▶ Required work: Your task is to copy every line of the entries that contains "области".
================================
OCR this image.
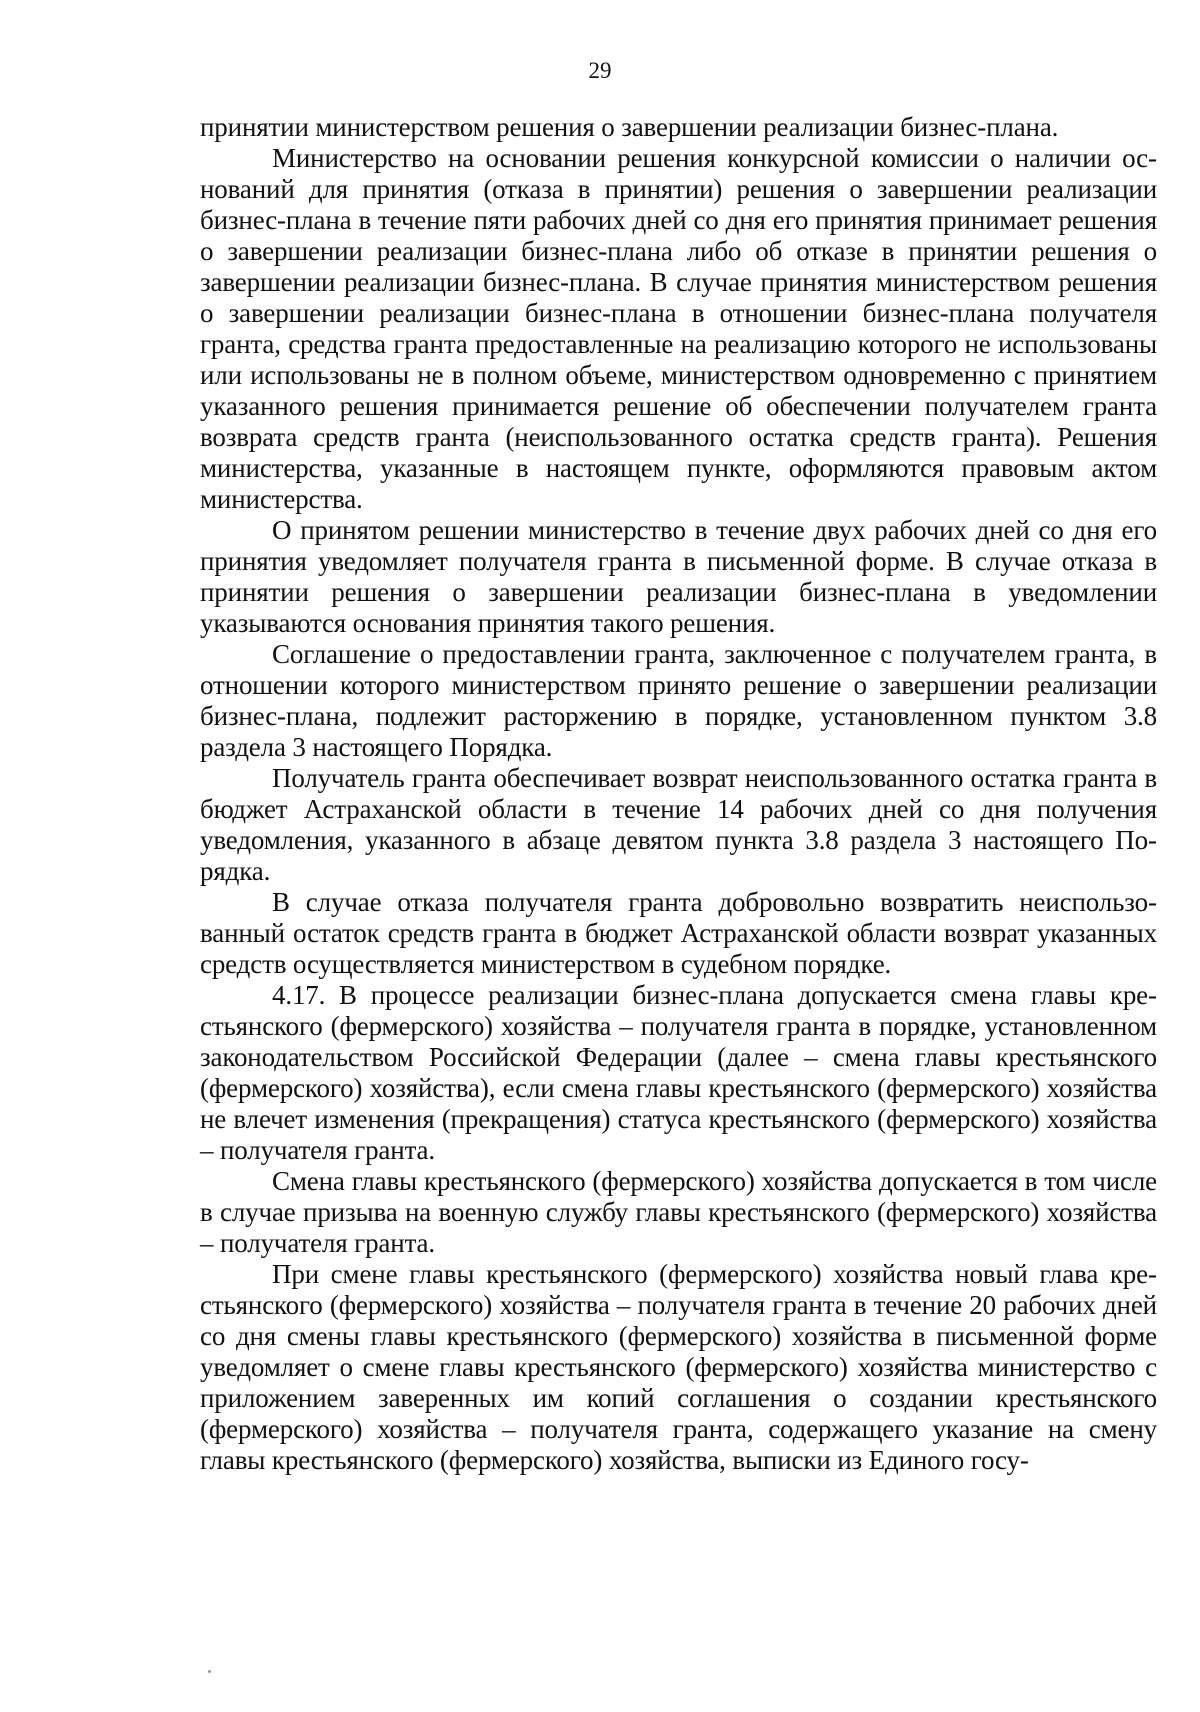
29

принятии министерством решения о завершении реализации бизнес-плана.

Министерство на основании решения конкурсной комиссии о наличии оснований для принятия (отказа в принятии) решения о завершении реализации бизнес-плана в течение пяти рабочих дней со дня его принятия принимает решения о завершении реализации бизнес-плана либо об отказе в принятии решения о завершении реализации бизнес-плана. В случае принятия министерством решения о завершении реализации бизнес-плана в отношении бизнес-плана получателя гранта, средства гранта предоставленные на реализацию которого не использованы или использованы не в полном объеме, министерством одновременно с принятием указанного решения принимается решение об обеспечении получателем гранта возврата средств гранта (неиспользованного остатка средств гранта). Решения министерства, указанные в настоящем пункте, оформляются правовым актом министерства.

О принятом решении министерство в течение двух рабочих дней со дня его принятия уведомляет получателя гранта в письменной форме. В случае отказа в принятии решения о завершении реализации бизнес-плана в уведомлении указываются основания принятия такого решения.

Соглашение о предоставлении гранта, заключенное с получателем гранта, в отношении которого министерством принято решение о завершении реализации бизнес-плана, подлежит расторжению в порядке, установленном пунктом 3.8 раздела 3 настоящего Порядка.

Получатель гранта обеспечивает возврат неиспользованного остатка гранта в бюджет Астраханской области в течение 14 рабочих дней со дня получения уведомления, указанного в абзаце девятом пункта 3.8 раздела 3 настоящего Порядка.

В случае отказа получателя гранта добровольно возвратить неиспользованный остаток средств гранта в бюджет Астраханской области возврат указанных средств осуществляется министерством в судебном порядке.

4.17. В процессе реализации бизнес-плана допускается смена главы крестьянского (фермерского) хозяйства – получателя гранта в порядке, установленном законодательством Российской Федерации (далее – смена главы крестьянского (фермерского) хозяйства), если смена главы крестьянского (фермерского) хозяйства не влечет изменения (прекращения) статуса крестьянского (фермерского) хозяйства – получателя гранта.

Смена главы крестьянского (фермерского) хозяйства допускается в том числе в случае призыва на военную службу главы крестьянского (фермерского) хозяйства – получателя гранта.

При смене главы крестьянского (фермерского) хозяйства новый глава крестьянского (фермерского) хозяйства – получателя гранта в течение 20 рабочих дней со дня смены главы крестьянского (фермерского) хозяйства в письменной форме уведомляет о смене главы крестьянского (фермерского) хозяйства министерство с приложением заверенных им копий соглашения о создании крестьянского (фермерского) хозяйства – получателя гранта, содержащего указание на смену главы крестьянского (фермерского) хозяйства, выписки из Единого госу-
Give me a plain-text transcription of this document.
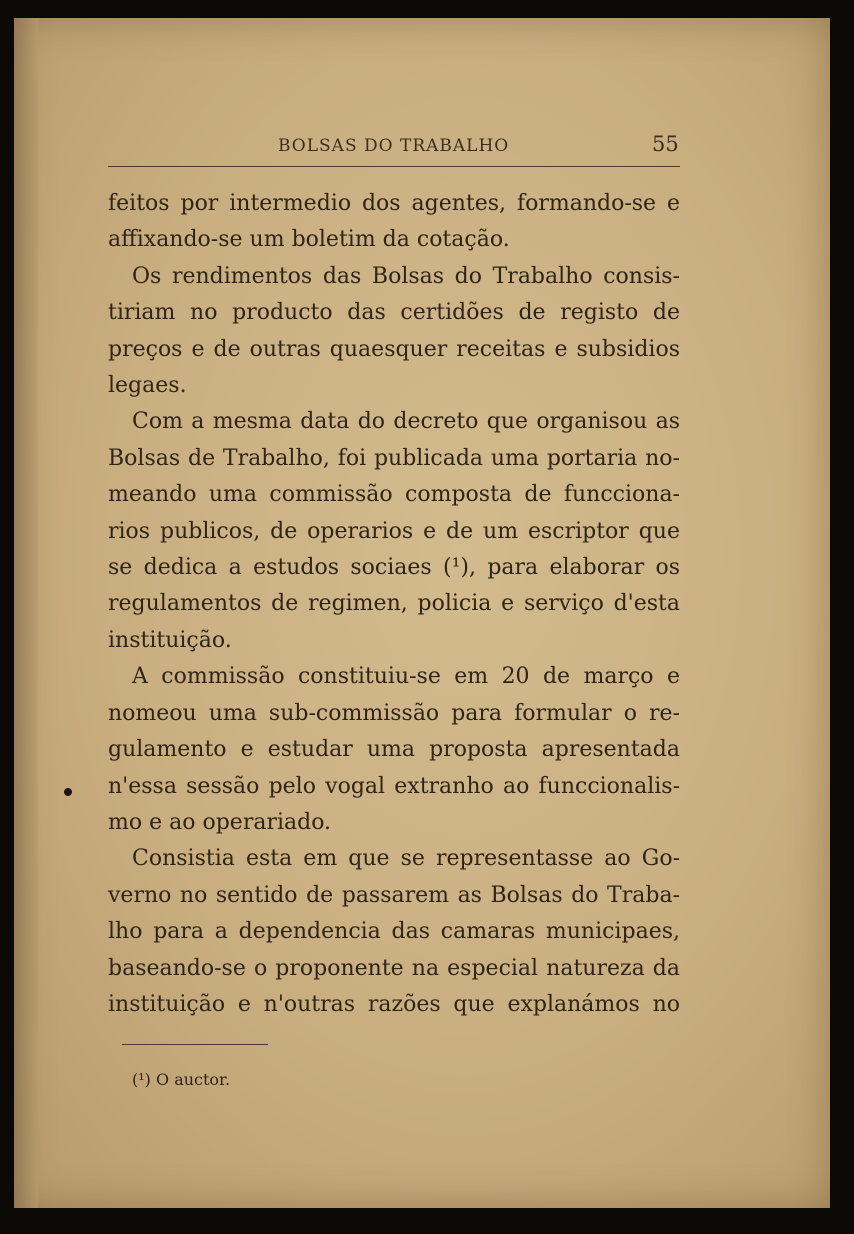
BOLSAS DO TRABALHO	55
feitos por intermedio dos agentes, formando-se e
affixando-se um boletim da cotação.
Os rendimentos das Bolsas do Trabalho consis-
tiriam no producto das certidões de registo de
preços e de outras quaesquer receitas e subsidios
legaes.
Com a mesma data do decreto que organisou as
Bolsas de Trabalho, foi publicada uma portaria no-
meando uma commissão composta de funcciona-
rios publicos, de operarios e de um escriptor que
se dedica a estudos sociaes (¹), para elaborar os
regulamentos de regimen, policia e serviço d'esta
instituição.
A commissão constituiu-se em 20 de março e
nomeou uma sub-commissão para formular o re-
gulamento e estudar uma proposta apresentada
n'essa sessão pelo vogal extranho ao funccionalis-
mo e ao operariado.
Consistia esta em que se representasse ao Go-
verno no sentido de passarem as Bolsas do Traba-
lho para a dependencia das camaras municipaes,
baseando-se o proponente na especial natureza da
instituição e n'outras razões que explanámos no
(¹) O auctor.
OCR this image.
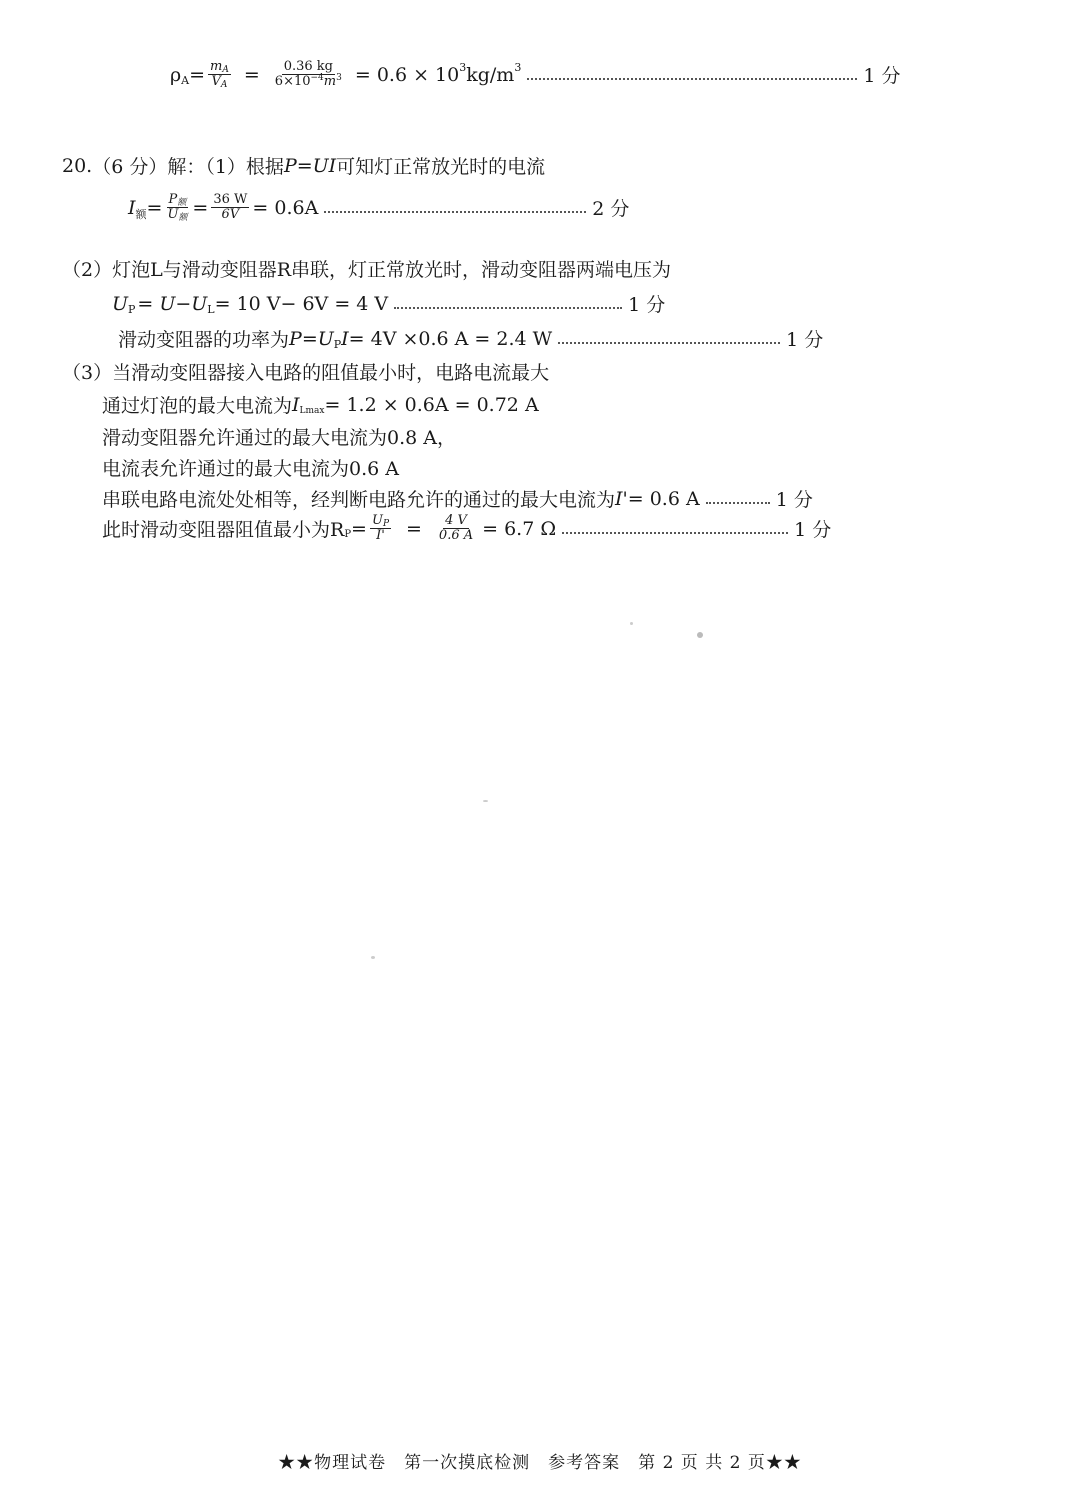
ρ $A = \frac{mA}{VA} = \frac{0.36 kg}{6\times 10^{-4}m^3} = 0.6 \times 10$ 3 kg/m 3	1 分
20. （6 分）解：（1）根据 P=UI 可知灯正常放光时的电流
I 额 = $\frac{\text{P额}}{\text{U额}} = \frac{36 W}{6V} = 0.6A$	2 分
（2）灯泡L与滑动变阻器R串联，灯正常放光时，滑动变阻器两端电压为
U P = U − U L = 10 V− 6V = 4 V	1 分
滑动变阻器的功率为 P = U P I = 4V ×0.6 A = 2.4 W	1 分
（3）当滑动变阻器接入电路的阻值最小时，电路电流最大
通过灯泡的最大电流为 I Lmax = 1.2 × 0.6A = 0.72 A
滑动变阻器允许通过的最大电流为0.8 A，
电流表允许通过的最大电流为0.6 A
串联电路电流处处相等，经判断电路允许的通过的最大电流为 I' = 0.6 A	1 分
此时滑动变阻器阻值最小为R $P = \frac{UP}{I'} = \frac{4 V}{0.6 A} = 6.7$ Ω	1 分
★★物理试卷　第一次摸底检测　参考答案　第 2 页 共 2 页★★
================================
▶ Final answer:
Получатель гранта обеспечивает возврат неиспользованного остатка гранта в бюджет Астраханской области в течение 14 рабочих дней со дня получения уведомления, указанного в абзаце девятом пункта 3.8 раздела 3 настоящего Порядка.
В случае отказа получателя гранта добровольно возвратить неиспользованный остаток средств гранта в бюджет Астраханской области возврат указанных средств осуществляется министерством в судебном порядке.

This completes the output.